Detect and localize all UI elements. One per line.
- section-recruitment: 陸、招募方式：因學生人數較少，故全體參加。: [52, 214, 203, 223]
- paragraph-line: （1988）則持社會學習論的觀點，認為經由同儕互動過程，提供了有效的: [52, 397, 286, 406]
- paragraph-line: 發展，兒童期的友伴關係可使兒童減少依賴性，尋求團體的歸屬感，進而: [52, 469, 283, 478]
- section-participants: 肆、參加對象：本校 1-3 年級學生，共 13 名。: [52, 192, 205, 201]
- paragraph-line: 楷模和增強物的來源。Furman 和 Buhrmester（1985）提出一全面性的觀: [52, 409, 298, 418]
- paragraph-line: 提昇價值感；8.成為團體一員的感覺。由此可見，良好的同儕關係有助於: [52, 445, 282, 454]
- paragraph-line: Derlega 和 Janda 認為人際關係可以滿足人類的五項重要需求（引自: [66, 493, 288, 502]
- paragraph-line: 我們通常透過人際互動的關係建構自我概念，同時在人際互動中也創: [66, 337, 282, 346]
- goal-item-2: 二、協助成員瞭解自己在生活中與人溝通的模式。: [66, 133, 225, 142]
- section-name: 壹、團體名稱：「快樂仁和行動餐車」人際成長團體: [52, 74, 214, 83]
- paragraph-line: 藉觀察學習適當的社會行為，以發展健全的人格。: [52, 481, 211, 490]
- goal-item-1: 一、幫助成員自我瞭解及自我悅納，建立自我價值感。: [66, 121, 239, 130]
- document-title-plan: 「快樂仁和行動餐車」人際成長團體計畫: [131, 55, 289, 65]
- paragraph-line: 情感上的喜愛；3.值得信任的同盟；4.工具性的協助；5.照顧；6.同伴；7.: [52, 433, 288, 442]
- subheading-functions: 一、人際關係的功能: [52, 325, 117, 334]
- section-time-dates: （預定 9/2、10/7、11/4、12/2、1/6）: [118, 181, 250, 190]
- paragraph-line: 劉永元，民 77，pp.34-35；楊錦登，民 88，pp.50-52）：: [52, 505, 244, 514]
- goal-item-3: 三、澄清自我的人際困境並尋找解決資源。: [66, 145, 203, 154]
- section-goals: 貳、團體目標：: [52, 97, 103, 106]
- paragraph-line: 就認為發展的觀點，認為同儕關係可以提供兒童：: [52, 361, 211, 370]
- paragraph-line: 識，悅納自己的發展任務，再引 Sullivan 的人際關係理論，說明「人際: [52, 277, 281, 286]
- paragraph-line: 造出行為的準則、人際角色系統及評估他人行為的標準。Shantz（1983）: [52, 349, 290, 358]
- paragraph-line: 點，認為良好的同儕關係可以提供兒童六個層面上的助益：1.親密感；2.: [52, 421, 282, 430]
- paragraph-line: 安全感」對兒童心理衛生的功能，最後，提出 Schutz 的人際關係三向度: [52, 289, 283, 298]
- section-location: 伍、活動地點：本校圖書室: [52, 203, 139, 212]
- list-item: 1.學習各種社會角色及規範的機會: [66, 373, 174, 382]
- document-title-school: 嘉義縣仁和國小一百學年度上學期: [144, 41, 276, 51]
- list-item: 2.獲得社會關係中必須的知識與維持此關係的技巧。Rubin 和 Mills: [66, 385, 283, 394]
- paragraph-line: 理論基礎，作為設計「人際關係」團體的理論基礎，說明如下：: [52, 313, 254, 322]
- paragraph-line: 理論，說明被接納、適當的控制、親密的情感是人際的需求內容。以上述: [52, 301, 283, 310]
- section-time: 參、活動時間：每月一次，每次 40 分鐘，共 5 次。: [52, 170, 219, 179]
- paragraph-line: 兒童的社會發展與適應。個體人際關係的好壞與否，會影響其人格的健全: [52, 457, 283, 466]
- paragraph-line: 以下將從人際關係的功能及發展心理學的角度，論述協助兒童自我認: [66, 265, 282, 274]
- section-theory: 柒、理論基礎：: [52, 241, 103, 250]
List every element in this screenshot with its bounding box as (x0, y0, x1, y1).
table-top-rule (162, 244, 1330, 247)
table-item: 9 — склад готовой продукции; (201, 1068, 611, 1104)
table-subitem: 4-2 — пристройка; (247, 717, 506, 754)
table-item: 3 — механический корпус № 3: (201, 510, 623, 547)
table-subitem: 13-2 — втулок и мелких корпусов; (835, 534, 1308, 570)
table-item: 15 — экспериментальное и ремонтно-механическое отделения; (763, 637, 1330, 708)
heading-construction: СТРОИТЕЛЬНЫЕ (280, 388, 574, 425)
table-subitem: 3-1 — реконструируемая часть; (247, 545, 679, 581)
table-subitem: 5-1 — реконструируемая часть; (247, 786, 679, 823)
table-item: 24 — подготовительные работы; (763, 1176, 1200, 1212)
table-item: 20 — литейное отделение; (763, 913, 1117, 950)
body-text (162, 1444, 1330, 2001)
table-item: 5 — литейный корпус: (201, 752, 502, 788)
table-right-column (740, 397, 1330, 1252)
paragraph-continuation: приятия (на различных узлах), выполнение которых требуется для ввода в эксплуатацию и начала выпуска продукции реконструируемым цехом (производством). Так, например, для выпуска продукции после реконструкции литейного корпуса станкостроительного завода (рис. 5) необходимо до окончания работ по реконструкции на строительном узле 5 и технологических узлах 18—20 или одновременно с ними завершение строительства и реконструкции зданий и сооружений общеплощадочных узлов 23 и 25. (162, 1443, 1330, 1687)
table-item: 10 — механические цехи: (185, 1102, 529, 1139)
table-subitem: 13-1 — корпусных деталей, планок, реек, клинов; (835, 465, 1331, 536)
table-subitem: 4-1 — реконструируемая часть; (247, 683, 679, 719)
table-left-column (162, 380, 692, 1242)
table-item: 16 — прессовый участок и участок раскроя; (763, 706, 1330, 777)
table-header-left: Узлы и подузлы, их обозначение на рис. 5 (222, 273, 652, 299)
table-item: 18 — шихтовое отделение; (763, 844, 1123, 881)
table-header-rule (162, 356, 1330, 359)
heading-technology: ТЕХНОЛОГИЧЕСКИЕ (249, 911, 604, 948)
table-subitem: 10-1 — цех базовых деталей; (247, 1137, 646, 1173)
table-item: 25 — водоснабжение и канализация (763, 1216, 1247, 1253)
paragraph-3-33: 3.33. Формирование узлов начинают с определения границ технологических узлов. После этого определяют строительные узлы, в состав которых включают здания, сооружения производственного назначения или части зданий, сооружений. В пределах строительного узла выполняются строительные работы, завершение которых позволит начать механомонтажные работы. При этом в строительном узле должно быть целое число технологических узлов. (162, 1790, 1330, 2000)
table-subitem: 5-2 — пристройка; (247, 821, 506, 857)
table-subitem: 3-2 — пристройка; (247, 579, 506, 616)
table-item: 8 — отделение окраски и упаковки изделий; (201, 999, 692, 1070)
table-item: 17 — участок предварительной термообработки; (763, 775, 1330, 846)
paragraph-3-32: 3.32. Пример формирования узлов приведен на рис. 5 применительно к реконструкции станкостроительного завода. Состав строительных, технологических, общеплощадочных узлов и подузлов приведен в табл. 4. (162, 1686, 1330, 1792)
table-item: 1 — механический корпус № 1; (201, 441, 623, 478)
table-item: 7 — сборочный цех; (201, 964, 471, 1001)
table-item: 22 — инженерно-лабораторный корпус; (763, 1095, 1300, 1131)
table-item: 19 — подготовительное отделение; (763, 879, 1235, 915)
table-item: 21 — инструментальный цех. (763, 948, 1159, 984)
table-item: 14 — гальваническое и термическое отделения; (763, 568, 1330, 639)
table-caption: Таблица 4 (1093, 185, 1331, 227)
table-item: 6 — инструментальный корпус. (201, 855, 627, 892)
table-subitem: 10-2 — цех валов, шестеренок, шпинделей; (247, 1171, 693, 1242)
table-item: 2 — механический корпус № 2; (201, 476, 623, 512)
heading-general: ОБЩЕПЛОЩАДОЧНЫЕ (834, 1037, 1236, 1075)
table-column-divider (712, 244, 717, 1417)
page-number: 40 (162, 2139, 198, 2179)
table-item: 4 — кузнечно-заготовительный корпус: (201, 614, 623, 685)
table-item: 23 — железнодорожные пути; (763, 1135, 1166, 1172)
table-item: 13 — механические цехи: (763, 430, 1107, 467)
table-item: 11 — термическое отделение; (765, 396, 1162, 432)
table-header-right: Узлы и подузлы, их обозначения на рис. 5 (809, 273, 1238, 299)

--*--

Output everything from the start of the records down to and including the line that contains "- paragraph-line: 楷模和增強物的來源。Furman" as a Markdown table with the columns Row and Entry, numbering each line and skipping blank lines.

| Row | Entry |
|---|---|
| 1 | Detect and localize all UI elements. One per line. |
| 2 | - section-recruitment: 陸、招募方式：因學生人數較少，故全體參加。: [52, 214, 203, 223] |
| 3 | - paragraph-line: （1988）則持社會學習論的觀點，認為經由同儕互動過程，提供了有效的: [52, 397, 286, 406] |
| 4 | - paragraph-line: 發展，兒童期的友伴關係可使兒童減少依賴性，尋求團體的歸屬感，進而: [52, 469, 283, 478] |
| 5 | - section-participants: 肆、參加對象：本校 1-3 年級學生，共 13 名。: [52, 192, 205, 201] |
| 6 | - paragraph-line: 楷模和增強物的來源。Furman 和 Buhrmester（1985）提出一全面性的觀: [52, 409, 298, 418] |